Raw records
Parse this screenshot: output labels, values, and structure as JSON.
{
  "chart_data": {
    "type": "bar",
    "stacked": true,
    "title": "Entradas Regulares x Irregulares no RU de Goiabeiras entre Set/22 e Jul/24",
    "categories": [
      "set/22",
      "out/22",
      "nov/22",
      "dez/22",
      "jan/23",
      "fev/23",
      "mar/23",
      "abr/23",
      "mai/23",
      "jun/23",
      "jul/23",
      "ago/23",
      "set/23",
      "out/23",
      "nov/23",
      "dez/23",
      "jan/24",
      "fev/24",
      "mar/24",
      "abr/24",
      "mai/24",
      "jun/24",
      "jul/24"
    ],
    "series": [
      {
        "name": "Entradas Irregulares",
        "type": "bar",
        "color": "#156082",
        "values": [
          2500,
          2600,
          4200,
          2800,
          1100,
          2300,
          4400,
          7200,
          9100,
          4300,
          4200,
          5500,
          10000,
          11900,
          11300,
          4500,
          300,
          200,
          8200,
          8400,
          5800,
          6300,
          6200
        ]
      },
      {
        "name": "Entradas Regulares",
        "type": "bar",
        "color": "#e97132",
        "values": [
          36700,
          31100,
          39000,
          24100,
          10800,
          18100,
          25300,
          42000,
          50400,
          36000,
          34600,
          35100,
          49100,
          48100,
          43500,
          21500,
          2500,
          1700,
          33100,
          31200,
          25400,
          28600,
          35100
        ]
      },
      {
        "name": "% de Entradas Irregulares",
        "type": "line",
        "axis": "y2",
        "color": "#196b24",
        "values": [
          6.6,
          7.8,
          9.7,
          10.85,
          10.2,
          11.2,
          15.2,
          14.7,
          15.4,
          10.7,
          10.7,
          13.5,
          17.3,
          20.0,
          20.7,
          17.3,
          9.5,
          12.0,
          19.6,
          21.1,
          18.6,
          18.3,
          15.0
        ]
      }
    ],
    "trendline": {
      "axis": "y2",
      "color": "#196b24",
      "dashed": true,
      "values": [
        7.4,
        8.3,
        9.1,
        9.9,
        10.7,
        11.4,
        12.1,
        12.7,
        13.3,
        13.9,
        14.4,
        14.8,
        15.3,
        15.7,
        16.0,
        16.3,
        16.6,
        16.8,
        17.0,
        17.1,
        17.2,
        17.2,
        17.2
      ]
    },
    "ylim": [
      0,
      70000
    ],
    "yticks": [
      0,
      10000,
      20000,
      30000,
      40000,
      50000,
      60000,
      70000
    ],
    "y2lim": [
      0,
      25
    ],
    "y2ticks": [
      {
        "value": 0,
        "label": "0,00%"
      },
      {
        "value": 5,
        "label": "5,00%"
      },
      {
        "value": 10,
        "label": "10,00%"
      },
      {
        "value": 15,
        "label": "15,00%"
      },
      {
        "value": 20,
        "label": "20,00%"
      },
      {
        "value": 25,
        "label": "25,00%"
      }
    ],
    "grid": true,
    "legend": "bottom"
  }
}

What to produce:
Nothing should be left out: return all of the records exactly.

Task solution:
Parse this screenshot: output labels, values, and structure as JSON.
{
  "chart_data": {
    "type": "bar",
    "stacked": true,
    "title": "Entradas Regulares x Irregulares no RU de Goiabeiras entre Set/22 e Jul/24",
    "categories": [
      "set/22",
      "out/22",
      "nov/22",
      "dez/22",
      "jan/23",
      "fev/23",
      "mar/23",
      "abr/23",
      "mai/23",
      "jun/23",
      "jul/23",
      "ago/23",
      "set/23",
      "out/23",
      "nov/23",
      "dez/23",
      "jan/24",
      "fev/24",
      "mar/24",
      "abr/24",
      "mai/24",
      "jun/24",
      "jul/24"
    ],
    "series": [
      {
        "name": "Entradas Irregulares",
        "type": "bar",
        "color": "#156082",
        "values": [
          2500,
          2600,
          4200,
          2800,
          1100,
          2300,
          4400,
          7200,
          9100,
          4300,
          4200,
          5500,
          10000,
          11900,
          11300,
          4500,
          300,
          200,
          8200,
          8400,
          5800,
          6300,
          6200
        ]
      },
      {
        "name": "Entradas Regulares",
        "type": "bar",
        "color": "#e97132",
        "values": [
          36700,
          31100,
          39000,
          24100,
          10800,
          18100,
          25300,
          42000,
          50400,
          36000,
          34600,
          35100,
          49100,
          48100,
          43500,
          21500,
          2500,
          1700,
          33100,
          31200,
          25400,
          28600,
          35100
        ]
      },
      {
        "name": "% de Entradas Irregulares",
        "type": "line",
        "axis": "y2",
        "color": "#196b24",
        "values": [
          6.6,
          7.8,
          9.7,
          10.85,
          10.2,
          11.2,
          15.2,
          14.7,
          15.4,
          10.7,
          10.7,
          13.5,
          17.3,
          20.0,
          20.7,
          17.3,
          9.5,
          12.0,
          19.6,
          21.1,
          18.6,
          18.3,
          15.0
        ]
      }
    ],
    "trendline": {
      "axis": "y2",
      "color": "#196b24",
      "dashed": true,
      "values": [
        7.4,
        8.3,
        9.1,
        9.9,
        10.7,
        11.4,
        12.1,
        12.7,
        13.3,
        13.9,
        14.4,
        14.8,
        15.3,
        15.7,
        16.0,
        16.3,
        16.6,
        16.8,
        17.0,
        17.1,
        17.2,
        17.2,
        17.2
      ]
    },
    "ylim": [
      0,
      70000
    ],
    "yticks": [
      0,
      10000,
      20000,
      30000,
      40000,
      50000,
      60000,
      70000
    ],
    "y2lim": [
      0,
      25
    ],
    "y2ticks": [
      {
        "value": 0,
        "label": "0,00%"
      },
      {
        "value": 5,
        "label": "5,00%"
      },
      {
        "value": 10,
        "label": "10,00%"
      },
      {
        "value": 15,
        "label": "15,00%"
      },
      {
        "value": 20,
        "label": "20,00%"
      },
      {
        "value": 25,
        "label": "25,00%"
      }
    ],
    "grid": true,
    "legend": "bottom"
  }
}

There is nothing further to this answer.